● **The request**:
Read the material below and count the lines holding the string "holds". Give that count with nothing added.

● **Data for the task**:
%%

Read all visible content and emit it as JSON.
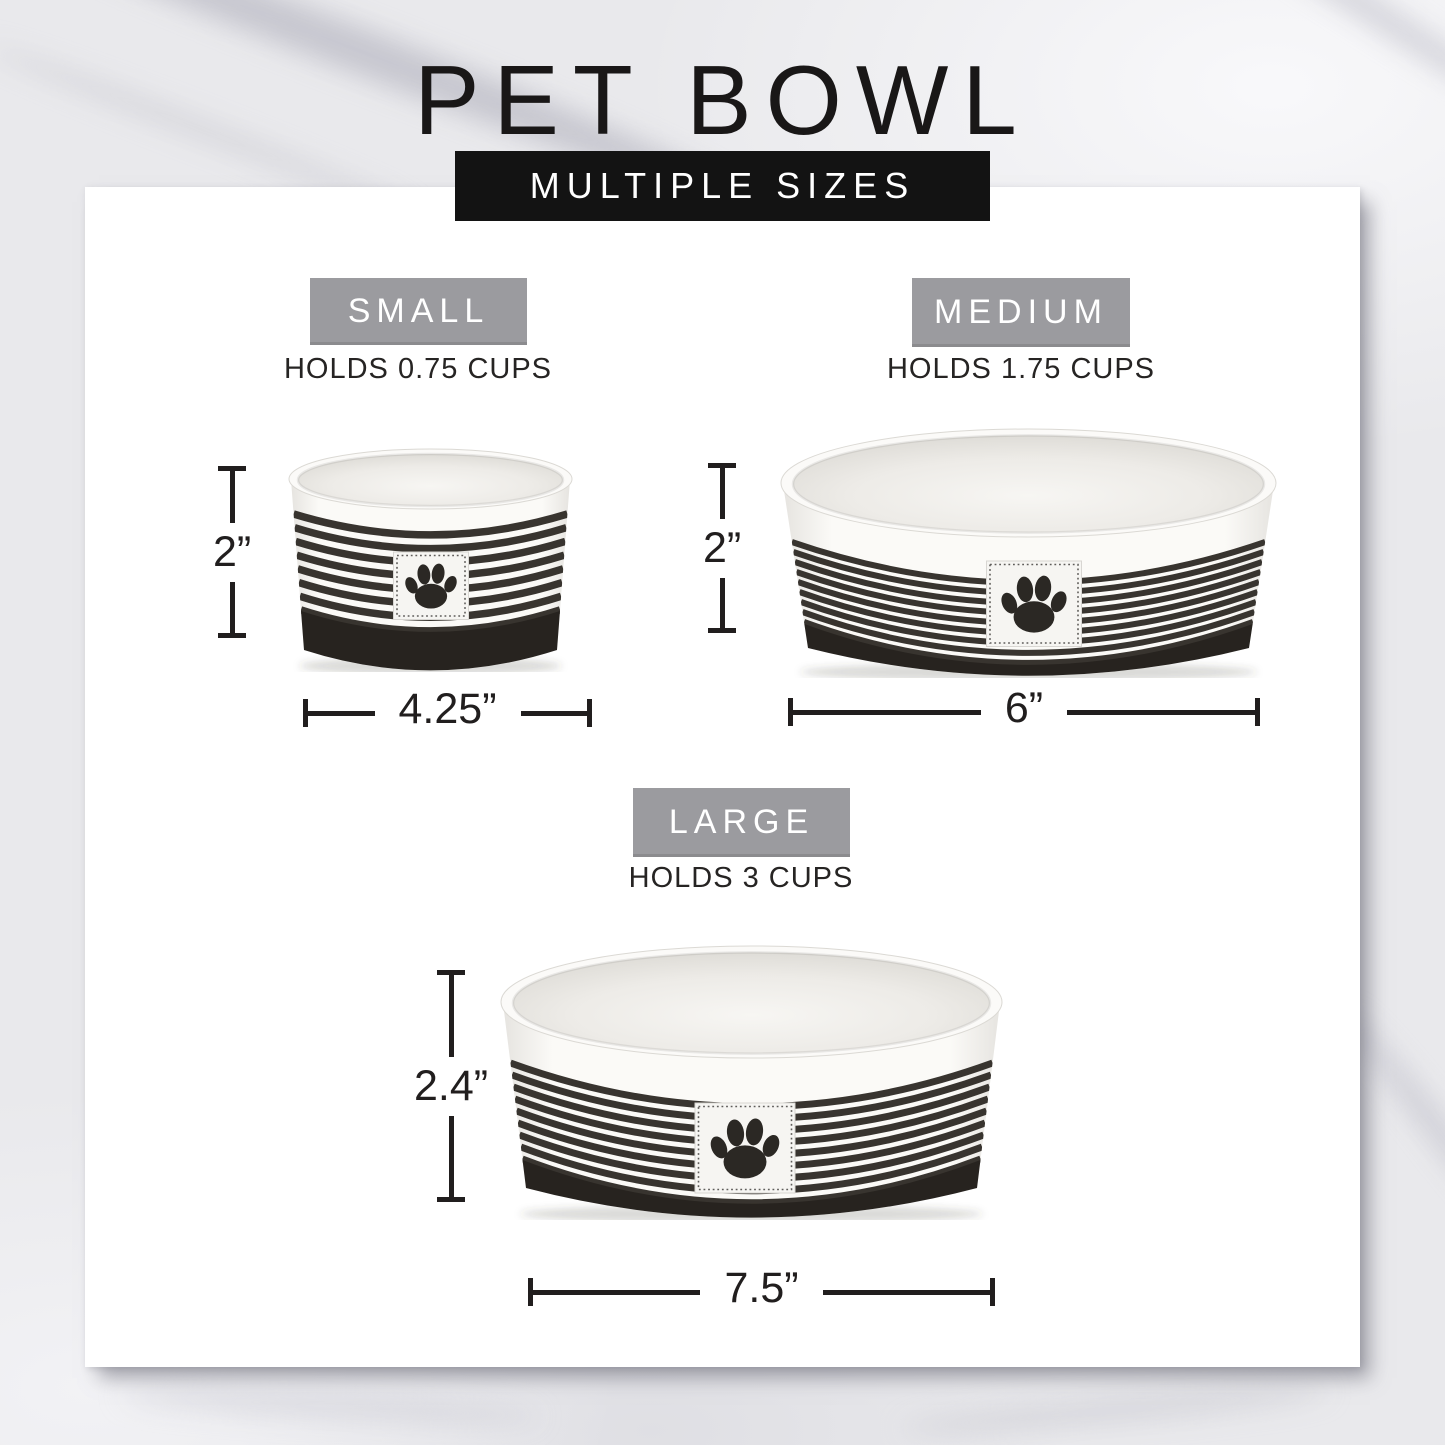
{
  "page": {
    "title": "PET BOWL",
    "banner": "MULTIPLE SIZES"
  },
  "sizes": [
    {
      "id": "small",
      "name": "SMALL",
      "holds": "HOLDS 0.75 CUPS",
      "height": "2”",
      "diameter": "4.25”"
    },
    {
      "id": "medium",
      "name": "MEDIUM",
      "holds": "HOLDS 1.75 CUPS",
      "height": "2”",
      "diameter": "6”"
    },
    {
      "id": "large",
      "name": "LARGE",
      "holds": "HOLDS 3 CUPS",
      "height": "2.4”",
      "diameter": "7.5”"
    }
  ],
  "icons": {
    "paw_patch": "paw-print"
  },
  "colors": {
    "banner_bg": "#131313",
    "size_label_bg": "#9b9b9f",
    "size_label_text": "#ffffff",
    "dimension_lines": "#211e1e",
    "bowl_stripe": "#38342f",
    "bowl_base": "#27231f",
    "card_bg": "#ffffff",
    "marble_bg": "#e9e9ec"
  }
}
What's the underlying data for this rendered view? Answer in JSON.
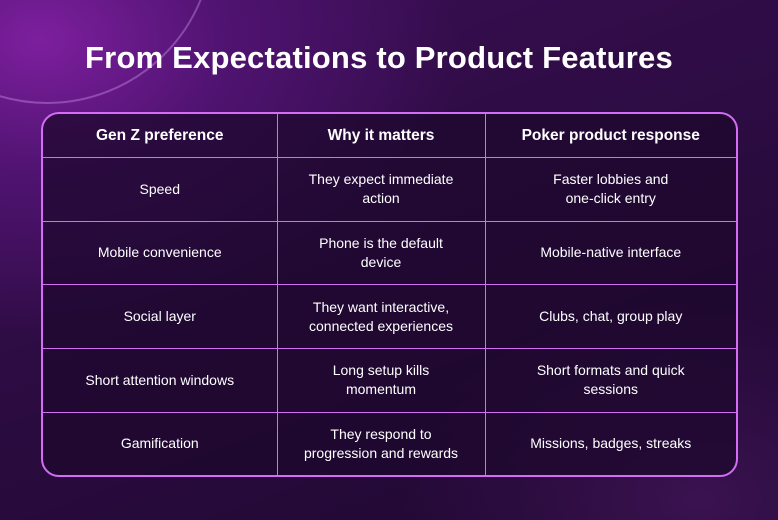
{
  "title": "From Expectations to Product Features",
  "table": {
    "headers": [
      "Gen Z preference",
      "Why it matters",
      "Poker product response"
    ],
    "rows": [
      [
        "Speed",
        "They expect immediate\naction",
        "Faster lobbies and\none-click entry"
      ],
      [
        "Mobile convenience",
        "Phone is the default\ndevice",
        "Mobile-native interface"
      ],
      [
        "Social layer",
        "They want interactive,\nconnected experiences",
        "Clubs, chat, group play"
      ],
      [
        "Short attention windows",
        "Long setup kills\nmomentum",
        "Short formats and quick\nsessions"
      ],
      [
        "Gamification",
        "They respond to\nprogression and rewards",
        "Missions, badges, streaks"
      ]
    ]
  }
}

%%

● **Problem solution**:
3